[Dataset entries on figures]

= = =

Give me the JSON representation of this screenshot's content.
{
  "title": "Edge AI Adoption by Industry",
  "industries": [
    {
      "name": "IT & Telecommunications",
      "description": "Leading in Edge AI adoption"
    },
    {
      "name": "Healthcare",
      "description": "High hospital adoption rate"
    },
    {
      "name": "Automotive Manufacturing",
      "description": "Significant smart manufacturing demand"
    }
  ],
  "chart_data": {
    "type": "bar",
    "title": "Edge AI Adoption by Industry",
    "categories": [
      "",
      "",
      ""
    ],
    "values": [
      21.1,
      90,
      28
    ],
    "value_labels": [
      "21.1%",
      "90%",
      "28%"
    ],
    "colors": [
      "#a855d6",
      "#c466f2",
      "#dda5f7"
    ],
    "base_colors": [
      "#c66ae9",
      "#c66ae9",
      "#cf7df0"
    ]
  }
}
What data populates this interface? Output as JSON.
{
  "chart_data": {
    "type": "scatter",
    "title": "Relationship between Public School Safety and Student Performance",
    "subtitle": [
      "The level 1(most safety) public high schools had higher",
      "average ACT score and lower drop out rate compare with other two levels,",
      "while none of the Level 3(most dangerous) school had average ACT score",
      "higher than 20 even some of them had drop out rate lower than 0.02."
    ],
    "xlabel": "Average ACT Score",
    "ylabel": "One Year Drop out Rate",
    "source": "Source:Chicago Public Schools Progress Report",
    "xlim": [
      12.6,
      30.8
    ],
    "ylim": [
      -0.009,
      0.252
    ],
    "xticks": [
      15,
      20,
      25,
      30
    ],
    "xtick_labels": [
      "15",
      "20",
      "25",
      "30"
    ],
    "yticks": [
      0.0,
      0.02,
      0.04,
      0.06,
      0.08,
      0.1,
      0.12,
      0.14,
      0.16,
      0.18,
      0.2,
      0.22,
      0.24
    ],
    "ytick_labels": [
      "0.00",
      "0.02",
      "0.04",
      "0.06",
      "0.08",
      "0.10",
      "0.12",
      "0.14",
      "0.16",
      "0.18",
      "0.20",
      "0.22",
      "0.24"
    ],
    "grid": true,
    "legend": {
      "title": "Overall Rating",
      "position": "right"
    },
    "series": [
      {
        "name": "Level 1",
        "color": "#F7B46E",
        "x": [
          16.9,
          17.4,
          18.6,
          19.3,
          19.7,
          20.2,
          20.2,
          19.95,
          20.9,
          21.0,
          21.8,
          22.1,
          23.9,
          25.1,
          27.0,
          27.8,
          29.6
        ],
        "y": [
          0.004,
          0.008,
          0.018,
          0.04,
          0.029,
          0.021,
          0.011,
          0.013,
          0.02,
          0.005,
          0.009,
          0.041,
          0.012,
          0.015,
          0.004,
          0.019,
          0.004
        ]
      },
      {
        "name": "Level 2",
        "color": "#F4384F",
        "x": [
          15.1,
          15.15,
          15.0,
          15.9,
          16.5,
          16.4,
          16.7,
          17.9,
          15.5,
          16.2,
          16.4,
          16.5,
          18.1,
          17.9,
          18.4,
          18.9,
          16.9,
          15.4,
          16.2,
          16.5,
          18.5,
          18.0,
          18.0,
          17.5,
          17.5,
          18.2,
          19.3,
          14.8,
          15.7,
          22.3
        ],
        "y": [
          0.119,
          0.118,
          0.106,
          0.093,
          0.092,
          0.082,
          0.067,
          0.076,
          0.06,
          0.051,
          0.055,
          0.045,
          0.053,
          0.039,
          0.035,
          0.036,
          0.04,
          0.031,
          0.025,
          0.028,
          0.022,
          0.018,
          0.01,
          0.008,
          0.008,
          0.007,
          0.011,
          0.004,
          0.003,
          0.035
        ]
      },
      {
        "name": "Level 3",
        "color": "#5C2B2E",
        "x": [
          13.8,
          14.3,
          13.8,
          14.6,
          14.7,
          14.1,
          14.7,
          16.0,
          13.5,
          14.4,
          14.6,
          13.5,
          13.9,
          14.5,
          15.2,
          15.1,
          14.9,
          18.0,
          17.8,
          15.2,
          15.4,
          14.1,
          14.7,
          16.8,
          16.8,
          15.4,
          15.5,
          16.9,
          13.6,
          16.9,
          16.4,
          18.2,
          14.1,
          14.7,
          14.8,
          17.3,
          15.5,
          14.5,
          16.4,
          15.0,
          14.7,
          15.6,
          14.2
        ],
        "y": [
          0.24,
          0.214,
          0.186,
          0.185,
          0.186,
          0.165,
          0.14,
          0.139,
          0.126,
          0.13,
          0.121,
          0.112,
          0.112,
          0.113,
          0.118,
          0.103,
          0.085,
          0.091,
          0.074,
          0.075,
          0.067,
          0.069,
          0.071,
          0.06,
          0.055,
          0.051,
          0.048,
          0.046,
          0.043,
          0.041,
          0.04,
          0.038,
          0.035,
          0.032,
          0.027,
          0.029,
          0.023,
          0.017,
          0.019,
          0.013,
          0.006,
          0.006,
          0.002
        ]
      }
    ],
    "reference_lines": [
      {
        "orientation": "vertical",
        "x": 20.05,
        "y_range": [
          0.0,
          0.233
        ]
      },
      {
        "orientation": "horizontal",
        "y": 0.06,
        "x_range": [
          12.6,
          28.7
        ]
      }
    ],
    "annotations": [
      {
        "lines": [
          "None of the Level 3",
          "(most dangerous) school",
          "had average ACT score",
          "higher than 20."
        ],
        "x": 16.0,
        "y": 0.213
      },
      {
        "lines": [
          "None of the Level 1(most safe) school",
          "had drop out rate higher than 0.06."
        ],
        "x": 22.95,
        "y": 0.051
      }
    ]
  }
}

= = =

**YOUR GOAL**: Check each line of the records for "higher" and copy the ones that contain it.

**RESULT**:
      "The level 1(most safety) public high schools had higher",
      "higher than 20 even some of them had drop out rate lower than 0.02."
          "higher than 20."
          "had drop out rate higher than 0.06."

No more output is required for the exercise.